Scan the data below for the string "address". Show every line where it turns up.

Data items:

/---

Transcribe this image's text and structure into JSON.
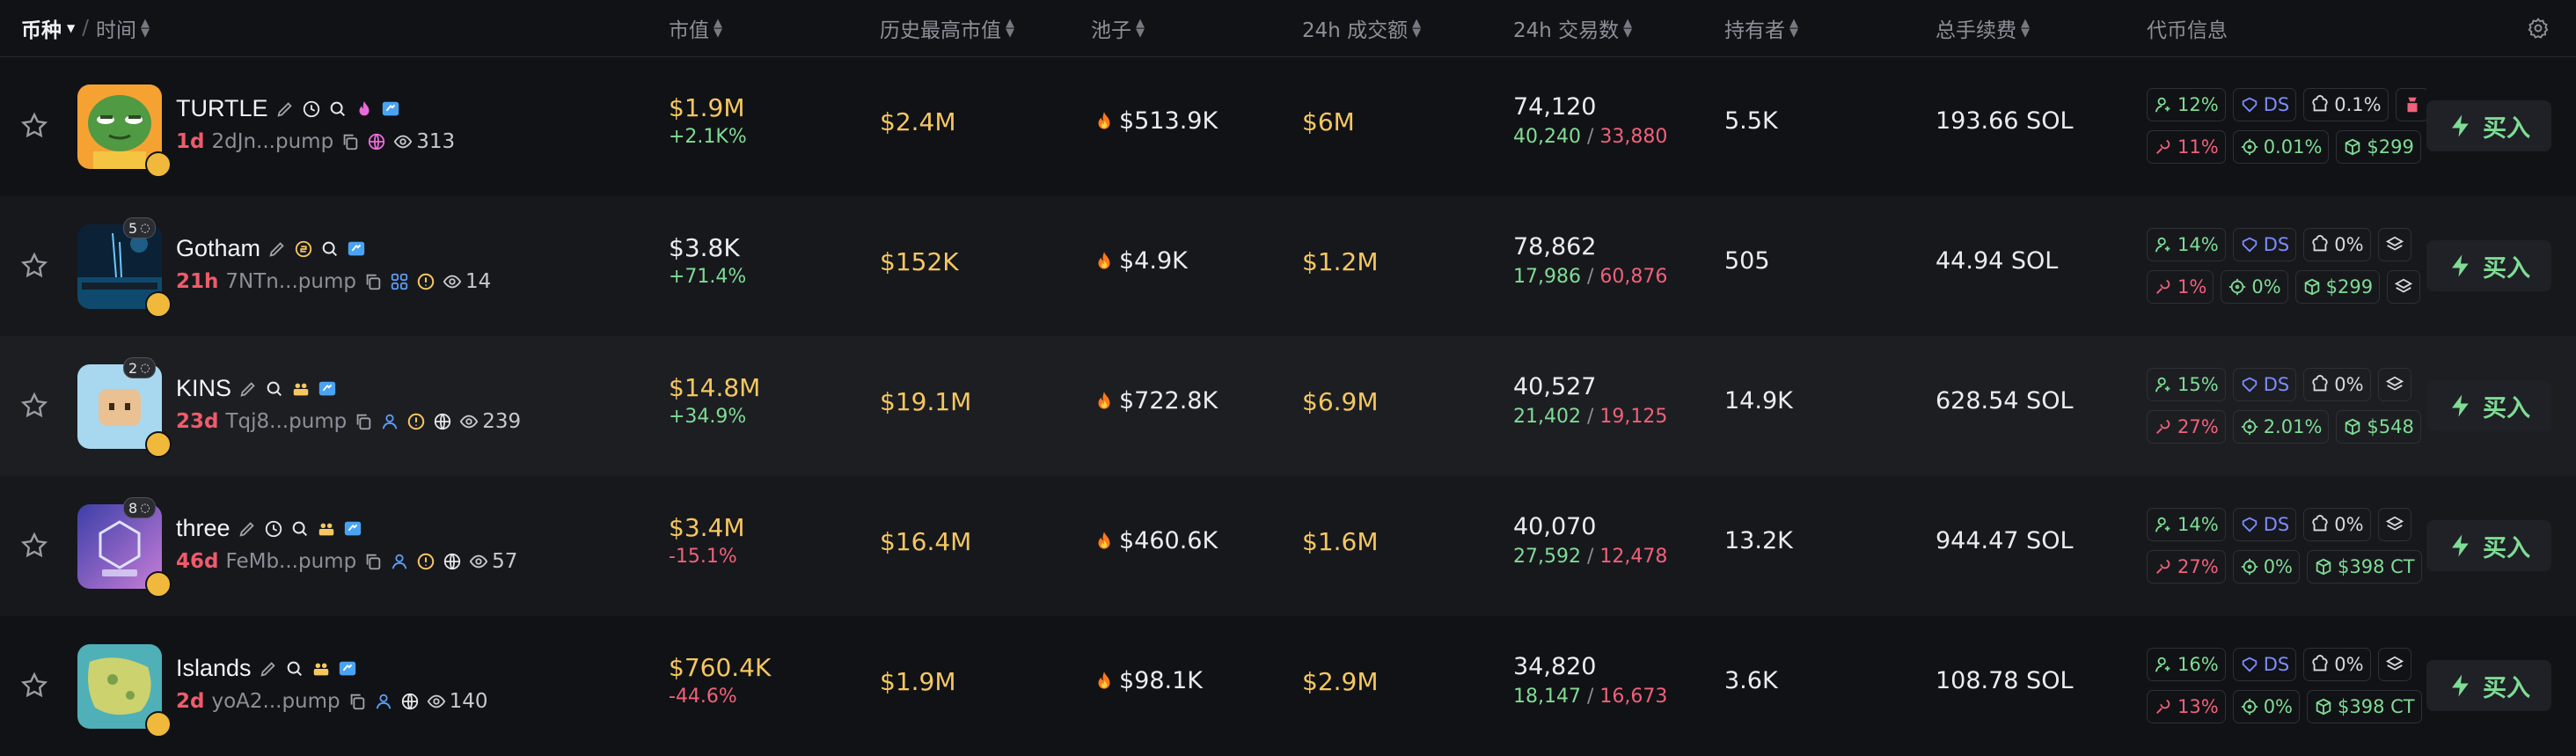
{
  "header": {
    "col_token": "币种",
    "col_time": "时间",
    "col_mcap": "市值",
    "col_ath": "历史最高市值",
    "col_pool": "池子",
    "col_vol": "24h 成交额",
    "col_tx": "24h 交易数",
    "col_holders": "持有者",
    "col_fees": "总手续费",
    "col_info": "代币信息"
  },
  "rows": [
    {
      "name": "TURTLE",
      "age": "1d",
      "address": "2dJn...pump",
      "watchers": "313",
      "sub_count": "",
      "mcap": "$1.9M",
      "mcap_change": "+2.1K%",
      "ath": "$2.4M",
      "pool": "$513.9K",
      "volume": "$6M",
      "tx_total": "74,120",
      "tx_buy": "40,240",
      "tx_sell": "33,880",
      "holders": "5.5K",
      "fees": "193.66 SOL",
      "chips_top": [
        "12%",
        "DS",
        "0.1%",
        ""
      ],
      "chips_bottom": [
        "11%",
        "0.01%",
        "$299"
      ],
      "buy_label": "买入"
    },
    {
      "name": "Gotham",
      "age": "21h",
      "address": "7NTn...pump",
      "watchers": "14",
      "sub_count": "5",
      "mcap": "$3.8K",
      "mcap_change": "+71.4%",
      "ath": "$152K",
      "pool": "$4.9K",
      "volume": "$1.2M",
      "tx_total": "78,862",
      "tx_buy": "17,986",
      "tx_sell": "60,876",
      "holders": "505",
      "fees": "44.94 SOL",
      "chips_top": [
        "14%",
        "DS",
        "0%",
        ""
      ],
      "chips_bottom": [
        "1%",
        "0%",
        "$299"
      ],
      "buy_label": "买入"
    },
    {
      "name": "KINS",
      "age": "23d",
      "address": "Tqj8...pump",
      "watchers": "239",
      "sub_count": "2",
      "mcap": "$14.8M",
      "mcap_change": "+34.9%",
      "ath": "$19.1M",
      "pool": "$722.8K",
      "volume": "$6.9M",
      "tx_total": "40,527",
      "tx_buy": "21,402",
      "tx_sell": "19,125",
      "holders": "14.9K",
      "fees": "628.54 SOL",
      "chips_top": [
        "15%",
        "DS",
        "0%",
        ""
      ],
      "chips_bottom": [
        "27%",
        "2.01%",
        "$548"
      ],
      "buy_label": "买入"
    },
    {
      "name": "three",
      "age": "46d",
      "address": "FeMb...pump",
      "watchers": "57",
      "sub_count": "8",
      "mcap": "$3.4M",
      "mcap_change": "-15.1%",
      "ath": "$16.4M",
      "pool": "$460.6K",
      "volume": "$1.6M",
      "tx_total": "40,070",
      "tx_buy": "27,592",
      "tx_sell": "12,478",
      "holders": "13.2K",
      "fees": "944.47 SOL",
      "chips_top": [
        "14%",
        "DS",
        "0%",
        ""
      ],
      "chips_bottom": [
        "27%",
        "0%",
        "$398 CT"
      ],
      "buy_label": "买入"
    },
    {
      "name": "Islands",
      "age": "2d",
      "address": "yoA2...pump",
      "watchers": "140",
      "sub_count": "",
      "mcap": "$760.4K",
      "mcap_change": "-44.6%",
      "ath": "$1.9M",
      "pool": "$98.1K",
      "volume": "$2.9M",
      "tx_total": "34,820",
      "tx_buy": "18,147",
      "tx_sell": "16,673",
      "holders": "3.6K",
      "fees": "108.78 SOL",
      "chips_top": [
        "16%",
        "DS",
        "0%",
        ""
      ],
      "chips_bottom": [
        "13%",
        "0%",
        "$398 CT"
      ],
      "buy_label": "买入"
    }
  ],
  "colors": {
    "yellow": "#f5c761",
    "green": "#7fdc95",
    "red": "#f0617a",
    "blue": "#7c8cff",
    "accent_badge": "#f0b93b"
  },
  "icons": [
    "star-icon",
    "edit-icon",
    "clock-icon",
    "search-icon",
    "fire-icon",
    "twitter-icon",
    "copy-icon",
    "globe-icon",
    "eye-icon",
    "user-icon",
    "group-icon",
    "warning-icon",
    "gear-icon",
    "lightning-icon",
    "dev-icon",
    "crosshair-icon",
    "shield-icon",
    "layers-icon"
  ]
}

\---

— Task solution —
      "address": "2dJn...pump",
      "address": "7NTn...pump",
      "address": "Tqj8...pump",
      "address": "FeMb...pump",
      "address": "yoA2...pump",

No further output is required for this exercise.